→ **Polecenie**
Przepisz tekst o Harvardzie od słów „Tłumaczenie: Małgorzata Koraszewska” do słów „Human Rights Watch.”, wstawiając „Szkoła Rządzenia im. Kennedy'ego” w miejsce „Kennedy School of Government”.

→ **Fragment tekstu**
Archive | 2023/01/22

Harvard poddaje się antysemickiej bandzie

Ówczesny dyrektor Human Rights Watch, Kenneth Roth, na konferencji Media Security w Monachium, 19 lutego 2017. Zdjęcie: Kuhlmann/MSC via Wikimedia Commons.


Harvard poddaje się antysemickiej bandzie

Jonathan S. Tobin

Tłumaczenie: Małgorzata Koraszewska


Przez kilka dni Kennedy School of Government na Uniwersytecie Harvarda zachowywała się tak, jakby była instytucją z kompasem moralnym. Ale dziekan Douglas Elmendorf szybko zdał sobie sprawę, że przeciwstawianie się antysemityzmowi wbrew „przebudzonej” intelektualnej modzie, nie jest dobrym wyborem zawodowym.

W obliczu burzy krytyki ze strony wykładowców, studentów i liberalnych mediów korporacyjnych, takich jak „Boston Globe”, oraz wpływowych skrajnie lewicowych szmat, takich jak „The Nation”, Elmendorf odwołał swoją decyzję o odmowie przyjęcia na stanowisko nauczyciela akademickiego Kennetha Rotha, byłego szefa Human Rights Watch.

→ **Dane o elementach i obszarach**
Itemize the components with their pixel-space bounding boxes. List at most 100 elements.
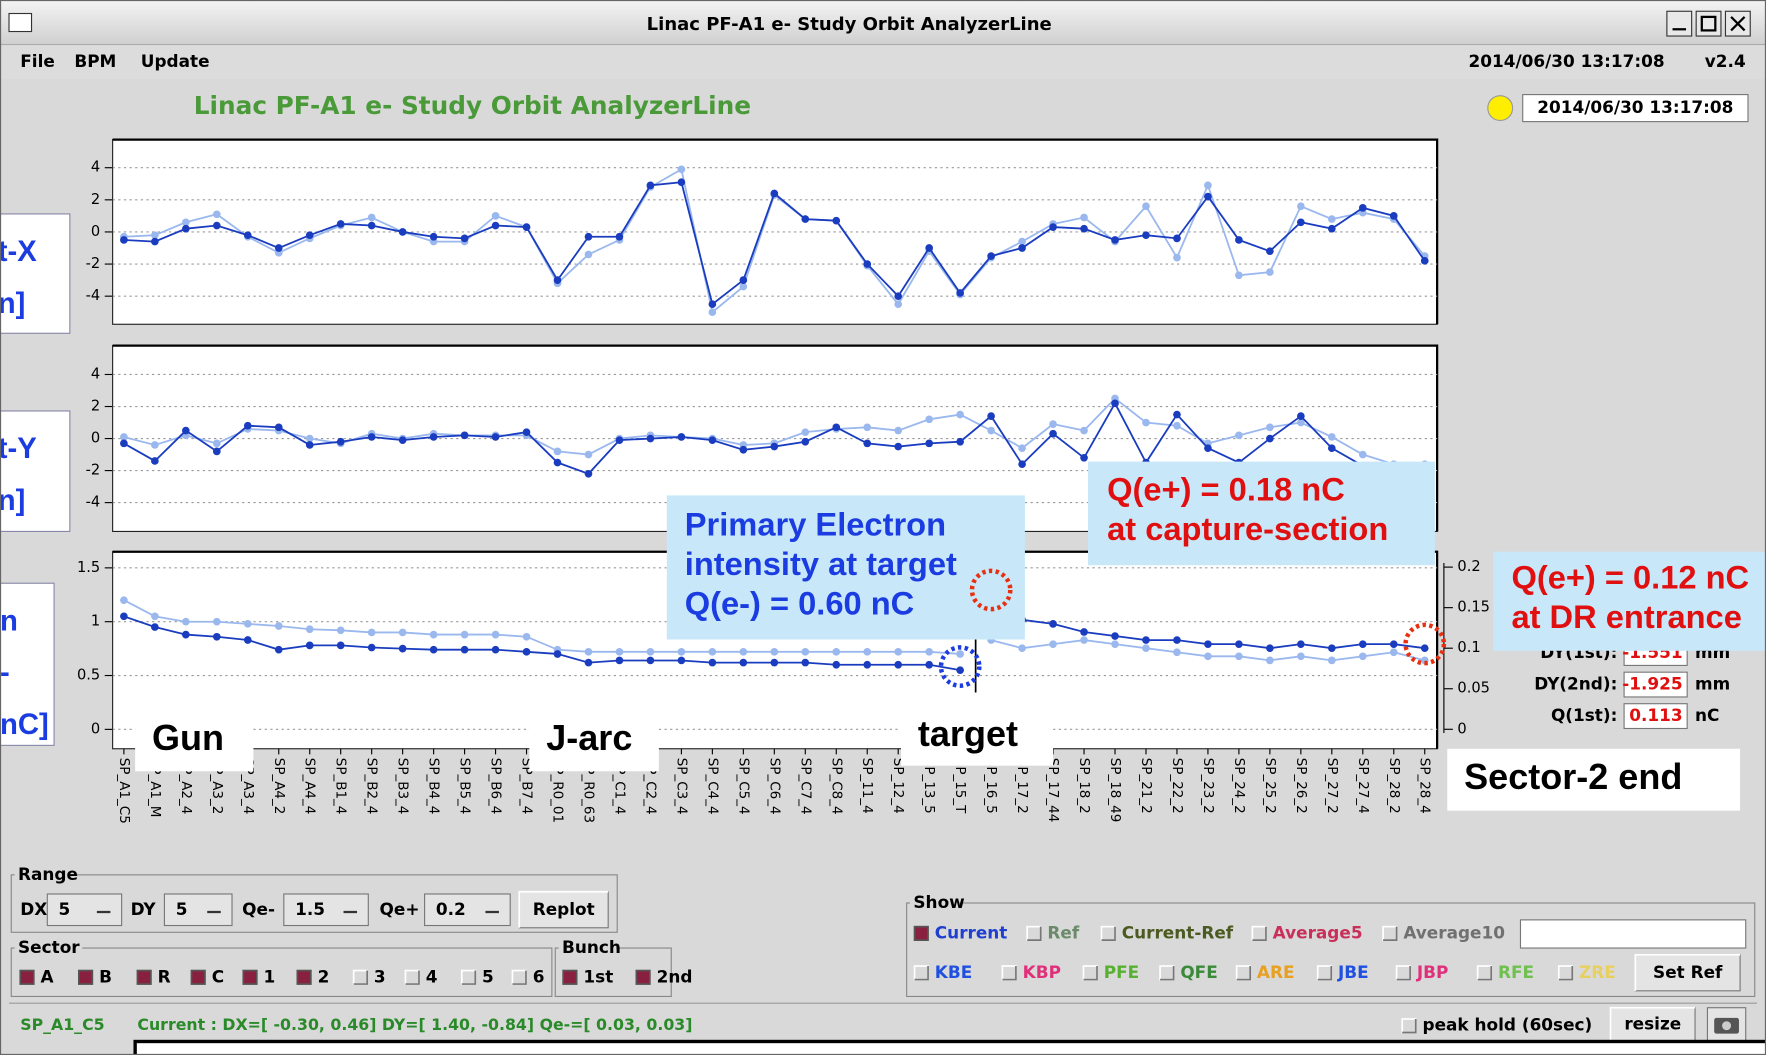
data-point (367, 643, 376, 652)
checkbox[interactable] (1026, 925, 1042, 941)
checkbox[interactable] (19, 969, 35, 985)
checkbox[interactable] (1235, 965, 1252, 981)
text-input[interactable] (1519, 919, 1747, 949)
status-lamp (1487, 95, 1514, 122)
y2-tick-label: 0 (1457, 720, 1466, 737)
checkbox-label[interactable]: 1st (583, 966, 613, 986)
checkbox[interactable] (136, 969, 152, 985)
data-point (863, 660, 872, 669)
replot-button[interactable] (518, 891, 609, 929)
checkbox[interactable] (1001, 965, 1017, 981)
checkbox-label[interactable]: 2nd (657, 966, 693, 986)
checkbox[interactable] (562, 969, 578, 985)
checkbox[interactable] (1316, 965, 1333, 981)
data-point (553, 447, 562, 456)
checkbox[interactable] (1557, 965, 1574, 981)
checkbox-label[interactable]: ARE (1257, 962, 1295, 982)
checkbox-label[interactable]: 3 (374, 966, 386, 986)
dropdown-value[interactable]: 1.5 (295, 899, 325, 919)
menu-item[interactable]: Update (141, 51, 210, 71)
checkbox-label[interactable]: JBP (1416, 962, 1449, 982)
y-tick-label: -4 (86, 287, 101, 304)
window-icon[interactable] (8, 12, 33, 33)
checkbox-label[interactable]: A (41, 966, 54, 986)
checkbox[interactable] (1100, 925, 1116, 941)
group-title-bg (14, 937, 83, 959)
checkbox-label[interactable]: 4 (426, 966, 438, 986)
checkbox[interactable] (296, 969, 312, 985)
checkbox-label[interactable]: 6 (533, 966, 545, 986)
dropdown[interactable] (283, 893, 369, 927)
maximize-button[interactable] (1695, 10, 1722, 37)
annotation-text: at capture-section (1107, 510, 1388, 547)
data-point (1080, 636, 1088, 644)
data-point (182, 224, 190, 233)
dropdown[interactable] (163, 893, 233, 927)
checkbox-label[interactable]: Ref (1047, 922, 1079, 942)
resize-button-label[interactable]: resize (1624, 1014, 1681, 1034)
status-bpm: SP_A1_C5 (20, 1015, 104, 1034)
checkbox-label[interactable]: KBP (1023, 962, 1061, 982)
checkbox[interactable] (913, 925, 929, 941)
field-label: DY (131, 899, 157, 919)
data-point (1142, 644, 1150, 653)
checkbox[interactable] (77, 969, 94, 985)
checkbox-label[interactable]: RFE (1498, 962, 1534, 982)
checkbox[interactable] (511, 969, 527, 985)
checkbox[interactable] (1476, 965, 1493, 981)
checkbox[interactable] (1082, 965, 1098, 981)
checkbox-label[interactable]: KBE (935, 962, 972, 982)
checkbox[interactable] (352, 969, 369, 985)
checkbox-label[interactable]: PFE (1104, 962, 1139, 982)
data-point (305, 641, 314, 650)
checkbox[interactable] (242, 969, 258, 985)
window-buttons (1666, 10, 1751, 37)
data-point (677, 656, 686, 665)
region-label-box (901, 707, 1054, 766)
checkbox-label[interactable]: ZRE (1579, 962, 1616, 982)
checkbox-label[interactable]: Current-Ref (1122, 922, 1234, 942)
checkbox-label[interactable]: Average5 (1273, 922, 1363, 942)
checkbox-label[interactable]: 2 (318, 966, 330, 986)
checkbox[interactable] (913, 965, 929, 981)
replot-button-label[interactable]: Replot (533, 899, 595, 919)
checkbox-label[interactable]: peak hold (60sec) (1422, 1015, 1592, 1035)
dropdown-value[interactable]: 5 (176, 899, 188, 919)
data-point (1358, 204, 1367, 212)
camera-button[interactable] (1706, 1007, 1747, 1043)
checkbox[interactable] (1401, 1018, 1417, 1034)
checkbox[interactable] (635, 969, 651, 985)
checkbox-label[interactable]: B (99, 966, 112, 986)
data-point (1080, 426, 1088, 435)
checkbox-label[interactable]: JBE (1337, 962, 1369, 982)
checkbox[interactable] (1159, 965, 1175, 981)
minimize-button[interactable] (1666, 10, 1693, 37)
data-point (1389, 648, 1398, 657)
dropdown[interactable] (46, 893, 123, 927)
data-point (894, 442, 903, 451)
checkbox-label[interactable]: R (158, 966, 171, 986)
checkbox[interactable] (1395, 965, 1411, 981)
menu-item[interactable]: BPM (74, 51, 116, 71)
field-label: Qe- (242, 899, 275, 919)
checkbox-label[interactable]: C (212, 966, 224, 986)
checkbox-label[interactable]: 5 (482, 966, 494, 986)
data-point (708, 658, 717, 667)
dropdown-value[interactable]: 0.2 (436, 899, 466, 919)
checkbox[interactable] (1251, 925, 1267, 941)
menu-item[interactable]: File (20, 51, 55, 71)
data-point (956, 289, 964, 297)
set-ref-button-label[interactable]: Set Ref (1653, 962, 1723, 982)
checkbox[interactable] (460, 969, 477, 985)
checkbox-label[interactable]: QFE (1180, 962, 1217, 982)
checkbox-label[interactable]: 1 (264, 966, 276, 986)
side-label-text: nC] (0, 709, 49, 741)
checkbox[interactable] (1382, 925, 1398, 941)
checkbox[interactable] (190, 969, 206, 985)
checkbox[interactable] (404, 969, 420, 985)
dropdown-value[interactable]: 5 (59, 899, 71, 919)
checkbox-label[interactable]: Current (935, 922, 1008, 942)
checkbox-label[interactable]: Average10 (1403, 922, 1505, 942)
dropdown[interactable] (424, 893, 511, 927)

→ **Rozwiązanie poniżej**
Tłumaczenie: Małgorzata Koraszewska


Przez kilka dni Szkoła Rządzenia im. Kennedy'ego na Uniwersytecie Harvarda zachowywała się tak, jakby była instytucją z kompasem moralnym. Ale dziekan Douglas Elmendorf szybko zdał sobie sprawę, że przeciwstawianie się antysemityzmowi wbrew „przebudzonej” intelektualnej modzie, nie jest dobrym wyborem zawodowym.

W obliczu burzy krytyki ze strony wykładowców, studentów i liberalnych mediów korporacyjnych, takich jak „Boston Globe”, oraz wpływowych skrajnie lewicowych szmat, takich jak „The Nation”, Elmendorf odwołał swoją decyzję o odmowie przyjęcia na stanowisko nauczyciela akademickiego Kennetha Rotha, byłego szefa Human Rights Watch.